START

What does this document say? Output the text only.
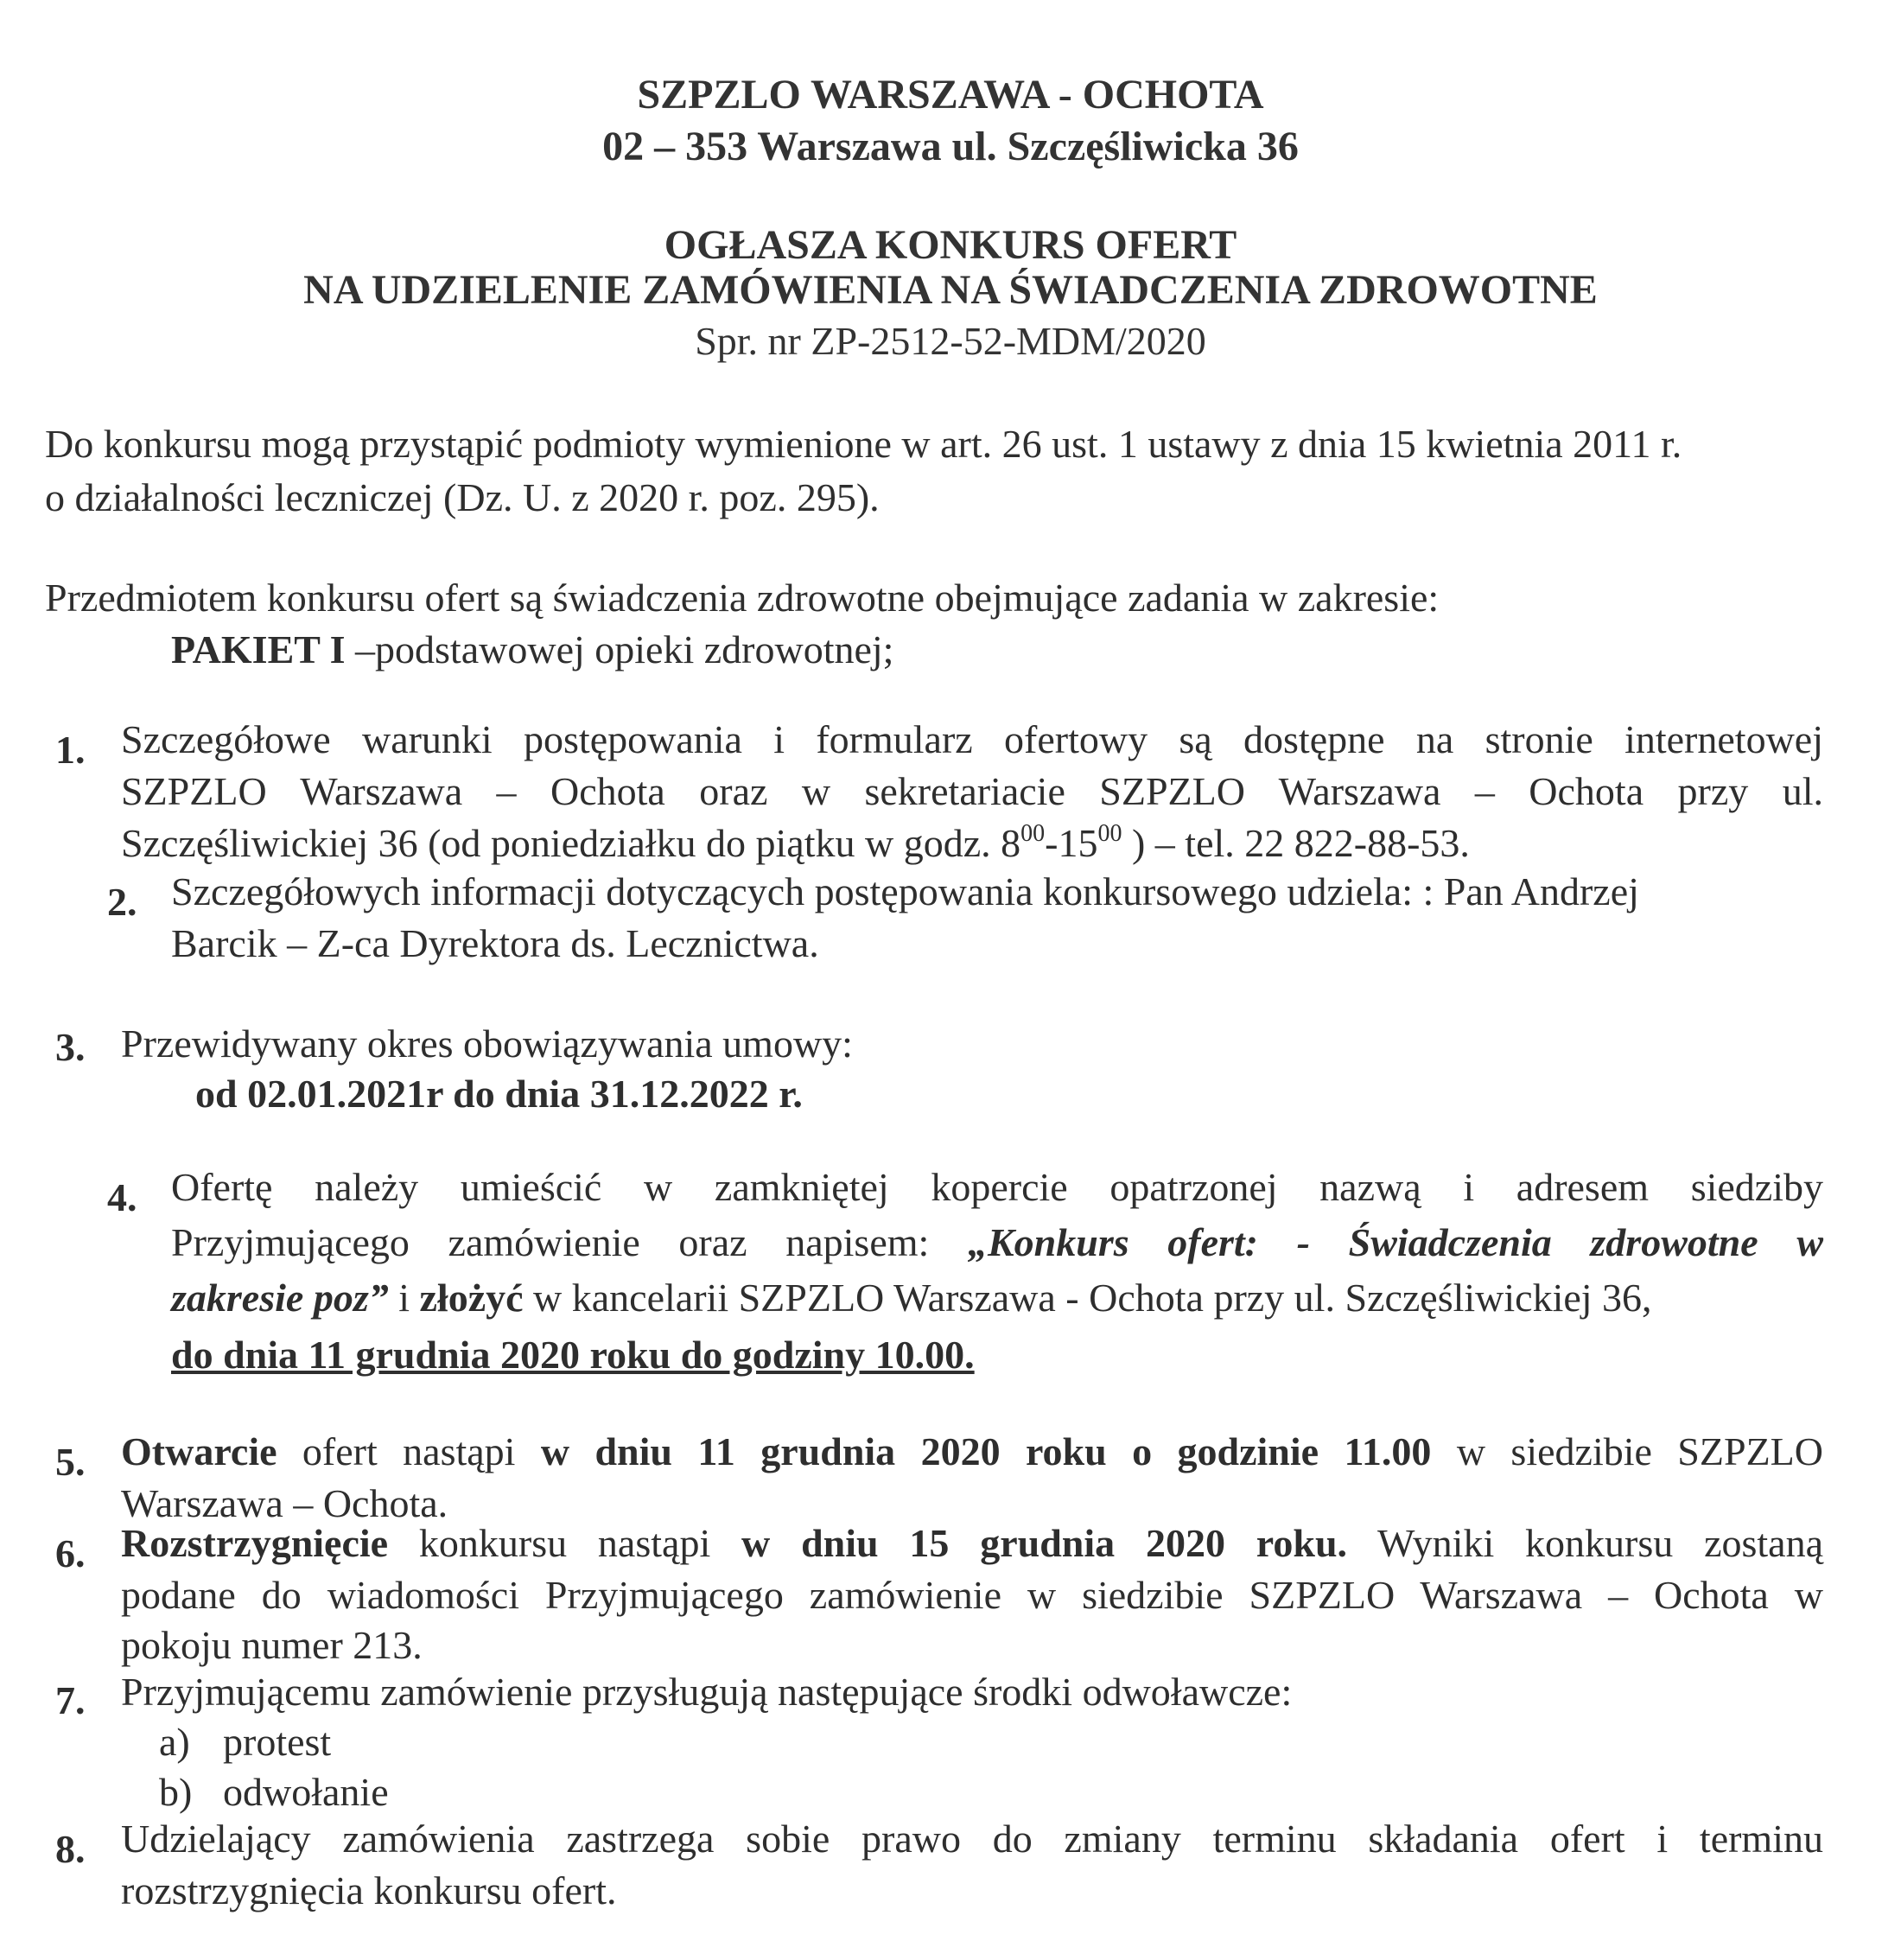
SZPZLO WARSZAWA - OCHOTA
02 – 353 Warszawa ul. Szczęśliwicka 36
OGŁASZA KONKURS OFERT
NA UDZIELENIE ZAMÓWIENIA NA ŚWIADCZENIA ZDROWOTNE
Spr. nr ZP-2512-52-MDM/2020
Do konkursu mogą przystąpić podmioty wymienione w art. 26 ust. 1 ustawy z dnia 15 kwietnia 2011 r.
o działalności leczniczej (Dz. U. z 2020 r. poz. 295).
Przedmiotem konkursu ofert są świadczenia zdrowotne obejmujące zadania w zakresie:
PAKIET I –podstawowej opieki zdrowotnej;
1. Szczegółowe warunki postępowania i formularz ofertowy są dostępne na stronie internetowej
SZPZLO Warszawa – Ochota oraz w sekretariacie SZPZLO Warszawa – Ochota przy ul.
Szczęśliwickiej 36 (od poniedziałku do piątku w godz. $8^{00}-15^{00}$ ) – tel. 22 822-88-53.
2. Szczegółowych informacji dotyczących postępowania konkursowego udziela: : Pan Andrzej
Barcik – Z-ca Dyrektora ds. Lecznictwa.
3. Przewidywany okres obowiązywania umowy:
od 02.01.2021r do dnia 31.12.2022 r.
4. Ofertę należy umieścić w zamkniętej kopercie opatrzonej nazwą i adresem siedziby
Przyjmującego zamówienie oraz napisem: „Konkurs ofert: - Świadczenia zdrowotne w
zakresie poz” i złożyć w kancelarii SZPZLO Warszawa - Ochota przy ul. Szczęśliwickiej 36,
do dnia 11 grudnia 2020 roku do godziny 10.00.
5. Otwarcie ofert nastąpi w dniu 11 grudnia 2020 roku o godzinie 11.00 w siedzibie SZPZLO
Warszawa – Ochota.
6. Rozstrzygnięcie konkursu nastąpi w dniu 15 grudnia 2020 roku. Wyniki konkursu zostaną
podane do wiadomości Przyjmującego zamówienie w siedzibie SZPZLO Warszawa – Ochota w
pokoju numer 213.
7. Przyjmującemu zamówienie przysługują następujące środki odwoławcze:
a) protest
b) odwołanie
8. Udzielający zamówienia zastrzega sobie prawo do zmiany terminu składania ofert i terminu
rozstrzygnięcia konkursu ofert.
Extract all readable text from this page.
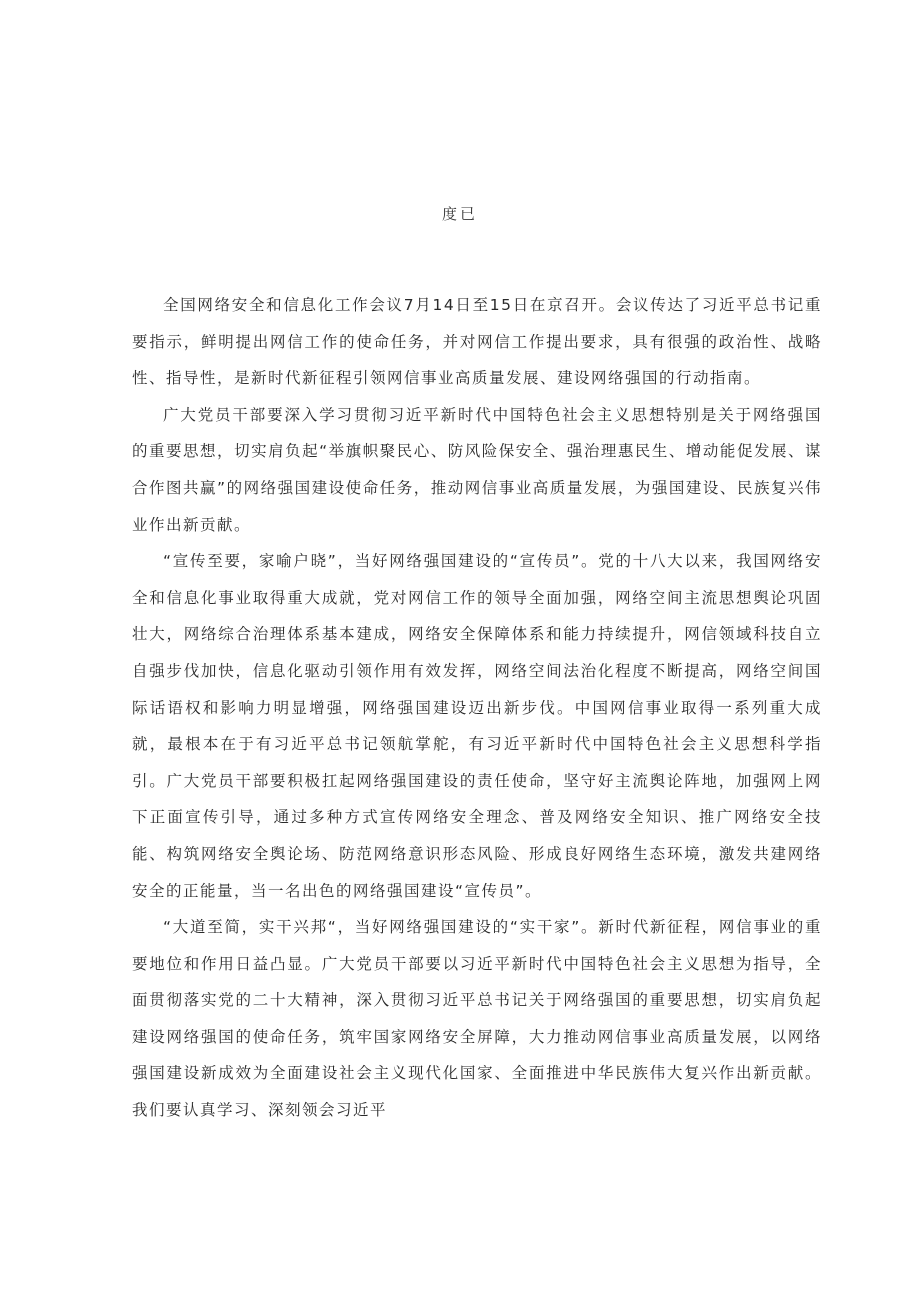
度已

全国网络安全和信息化工作会议7月14日至15日在京召开。会议传达了习近平总书记重要指示，鲜明提出网信工作的使命任务，并对网信工作提出要求，具有很强的政治性、战略性、指导性，是新时代新征程引领网信事业高质量发展、建设网络强国的行动指南。

广大党员干部要深入学习贯彻习近平新时代中国特色社会主义思想特别是关于网络强国的重要思想，切实肩负起“举旗帜聚民心、防风险保安全、强治理惠民生、增动能促发展、谋合作图共赢”的网络强国建设使命任务，推动网信事业高质量发展，为强国建设、民族复兴伟业作出新贡献。

“宣传至要，家喻户晓”，当好网络强国建设的“宣传员”。党的十八大以来，我国网络安全和信息化事业取得重大成就，党对网信工作的领导全面加强，网络空间主流思想舆论巩固壮大，网络综合治理体系基本建成，网络安全保障体系和能力持续提升，网信领域科技自立自强步伐加快，信息化驱动引领作用有效发挥，网络空间法治化程度不断提高，网络空间国际话语权和影响力明显增强，网络强国建设迈出新步伐。中国网信事业取得一系列重大成就，最根本在于有习近平总书记领航掌舵，有习近平新时代中国特色社会主义思想科学指引。广大党员干部要积极扛起网络强国建设的责任使命，坚守好主流舆论阵地，加强网上网下正面宣传引导，通过多种方式宣传网络安全理念、普及网络安全知识、推广网络安全技能、构筑网络安全舆论场、防范网络意识形态风险、形成良好网络生态环境，激发共建网络安全的正能量，当一名出色的网络强国建设“宣传员”。

“大道至简，实干兴邦“，当好网络强国建设的“实干家”。新时代新征程，网信事业的重要地位和作用日益凸显。广大党员干部要以习近平新时代中国特色社会主义思想为指导，全面贯彻落实党的二十大精神，深入贯彻习近平总书记关于网络强国的重要思想，切实肩负起建设网络强国的使命任务，筑牢国家网络安全屏障，大力推动网信事业高质量发展，以网络强国建设新成效为全面建设社会主义现代化国家、全面推进中华民族伟大复兴作出新贡献。我们要认真学习、深刻领会习近平
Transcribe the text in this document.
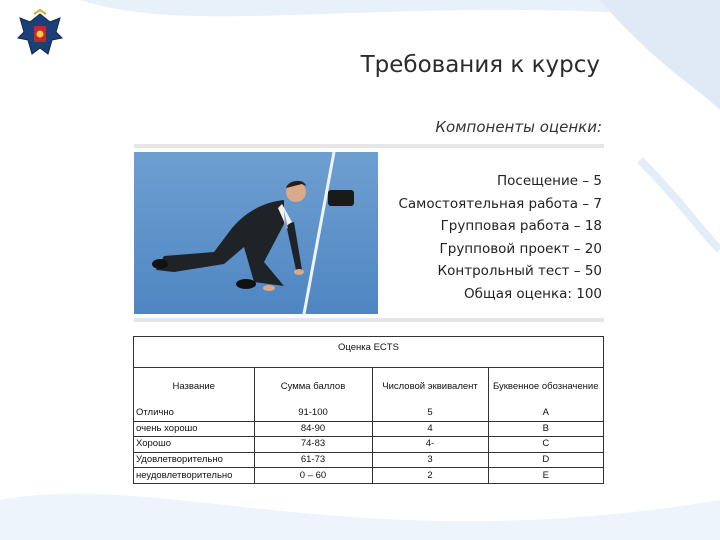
Требования к курсу
Компоненты оценки:
Посещение – 5
Самостоятельная работа – 7
Групповая работа – 18
Групповой проект – 20
Контрольный тест – 50
Общая оценка: 100
Оценка ECTS
Название	Сумма баллов	Числовой эквивалент	Буквенное обозначение
Отлично	91-100	5	A
очень хорошо	84-90	4	B
Хорошо	74-83	4-	C
Удовлетворительно	61-73	3	D
неудовлетворительно	0 – 60	2	E
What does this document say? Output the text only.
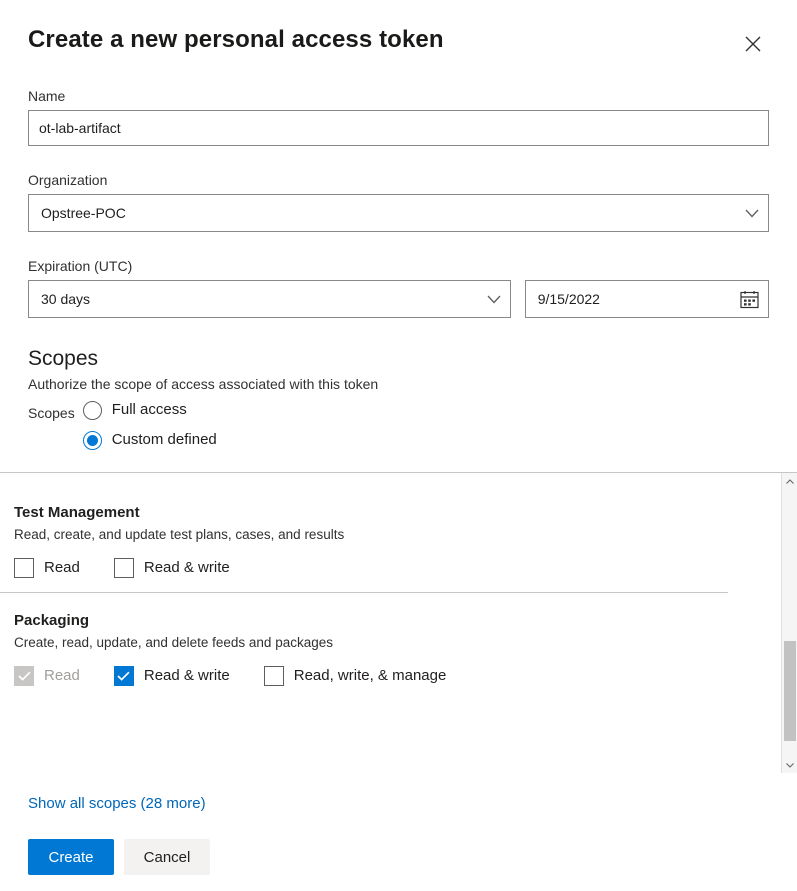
Create a new personal access token
Name
ot-lab-artifact
Organization
Opstree-POC
Expiration (UTC)
30 days	9/15/2022
Scopes
Authorize the scope of access associated with this token
Scopes Full access
Custom defined
Test Management
Read, create, and update test plans, cases, and results
Read	Read & write
Packaging
Create, read, update, and delete feeds and packages
Read	Read & write	Read, write, & manage
Show all scopes (28 more)
Create	Cancel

END

**STATED GOAL:** Output each line exactly; omit every picture.

**REPLY:**
What does this document say? Output the text only.
SZPZLO WARSZAWA - OCHOTA
02 – 353 Warszawa ul. Szczęśliwicka 36
OGŁASZA KONKURS OFERT
NA UDZIELENIE ZAMÓWIENIA NA ŚWIADCZENIA ZDROWOTNE
Spr. nr ZP-2512-52-MDM/2020
Do konkursu mogą przystąpić podmioty wymienione w art. 26 ust. 1 ustawy z dnia 15 kwietnia 2011 r.
o działalności leczniczej (Dz. U. z 2020 r. poz. 295).
Przedmiotem konkursu ofert są świadczenia zdrowotne obejmujące zadania w zakresie:
PAKIET I –podstawowej opieki zdrowotnej;
1. Szczegółowe warunki postępowania i formularz ofertowy są dostępne na stronie internetowej
SZPZLO Warszawa – Ochota oraz w sekretariacie SZPZLO Warszawa – Ochota przy ul.
Szczęśliwickiej 36 (od poniedziałku do piątku w godz. $8^{00}-15^{00}$ ) – tel. 22 822-88-53.
2. Szczegółowych informacji dotyczących postępowania konkursowego udziela: : Pan Andrzej
Barcik – Z-ca Dyrektora ds. Lecznictwa.
3. Przewidywany okres obowiązywania umowy:
od 02.01.2021r do dnia 31.12.2022 r.
4. Ofertę należy umieścić w zamkniętej kopercie opatrzonej nazwą i adresem siedziby
Przyjmującego zamówienie oraz napisem: „Konkurs ofert: - Świadczenia zdrowotne w
zakresie poz” i złożyć w kancelarii SZPZLO Warszawa - Ochota przy ul. Szczęśliwickiej 36,
do dnia 11 grudnia 2020 roku do godziny 10.00.
5. Otwarcie ofert nastąpi w dniu 11 grudnia 2020 roku o godzinie 11.00 w siedzibie SZPZLO
Warszawa – Ochota.
6. Rozstrzygnięcie konkursu nastąpi w dniu 15 grudnia 2020 roku. Wyniki konkursu zostaną
podane do wiadomości Przyjmującego zamówienie w siedzibie SZPZLO Warszawa – Ochota w
pokoju numer 213.
7. Przyjmującemu zamówienie przysługują następujące środki odwoławcze:
a) protest
b) odwołanie
8. Udzielający zamówienia zastrzega sobie prawo do zmiany terminu składania ofert i terminu
rozstrzygnięcia konkursu ofert.
Extract all readable text from this page.
度已

全国网络安全和信息化工作会议7月14日至15日在京召开。会议传达了习近平总书记重要指示，鲜明提出网信工作的使命任务，并对网信工作提出要求，具有很强的政治性、战略性、指导性，是新时代新征程引领网信事业高质量发展、建设网络强国的行动指南。

广大党员干部要深入学习贯彻习近平新时代中国特色社会主义思想特别是关于网络强国的重要思想，切实肩负起“举旗帜聚民心、防风险保安全、强治理惠民生、增动能促发展、谋合作图共赢”的网络强国建设使命任务，推动网信事业高质量发展，为强国建设、民族复兴伟业作出新贡献。

“宣传至要，家喻户晓”，当好网络强国建设的“宣传员”。党的十八大以来，我国网络安全和信息化事业取得重大成就，党对网信工作的领导全面加强，网络空间主流思想舆论巩固壮大，网络综合治理体系基本建成，网络安全保障体系和能力持续提升，网信领域科技自立自强步伐加快，信息化驱动引领作用有效发挥，网络空间法治化程度不断提高，网络空间国际话语权和影响力明显增强，网络强国建设迈出新步伐。中国网信事业取得一系列重大成就，最根本在于有习近平总书记领航掌舵，有习近平新时代中国特色社会主义思想科学指引。广大党员干部要积极扛起网络强国建设的责任使命，坚守好主流舆论阵地，加强网上网下正面宣传引导，通过多种方式宣传网络安全理念、普及网络安全知识、推广网络安全技能、构筑网络安全舆论场、防范网络意识形态风险、形成良好网络生态环境，激发共建网络安全的正能量，当一名出色的网络强国建设“宣传员”。

“大道至简，实干兴邦“，当好网络强国建设的“实干家”。新时代新征程，网信事业的重要地位和作用日益凸显。广大党员干部要以习近平新时代中国特色社会主义思想为指导，全面贯彻落实党的二十大精神，深入贯彻习近平总书记关于网络强国的重要思想，切实肩负起建设网络强国的使命任务，筑牢国家网络安全屏障，大力推动网信事业高质量发展，以网络强国建设新成效为全面建设社会主义现代化国家、全面推进中华民族伟大复兴作出新贡献。我们要认真学习、深刻领会习近平
Transcribe the text in this document.
Требования к курсу
Компоненты оценки:
Посещение – 5
Самостоятельная работа – 7
Групповая работа – 18
Групповой проект – 20
Контрольный тест – 50
Общая оценка: 100
Оценка ECTS
Название	Сумма баллов	Числовой эквивалент	Буквенное обозначение
Отлично	91-100	5	A
очень хорошо	84-90	4	B
Хорошо	74-83	4-	C
Удовлетворительно	61-73	3	D
неудовлетворительно	0 – 60	2	E
What does this document say? Output the text only.
Create a new personal access token
Name
ot-lab-artifact
Organization
Opstree-POC
Expiration (UTC)
30 days	9/15/2022
Scopes
Authorize the scope of access associated with this token
Scopes Full access
Custom defined
Test Management
Read, create, and update test plans, cases, and results
Read	Read & write
Packaging
Create, read, update, and delete feeds and packages
Read	Read & write	Read, write, & manage
Show all scopes (28 more)
Create	Cancel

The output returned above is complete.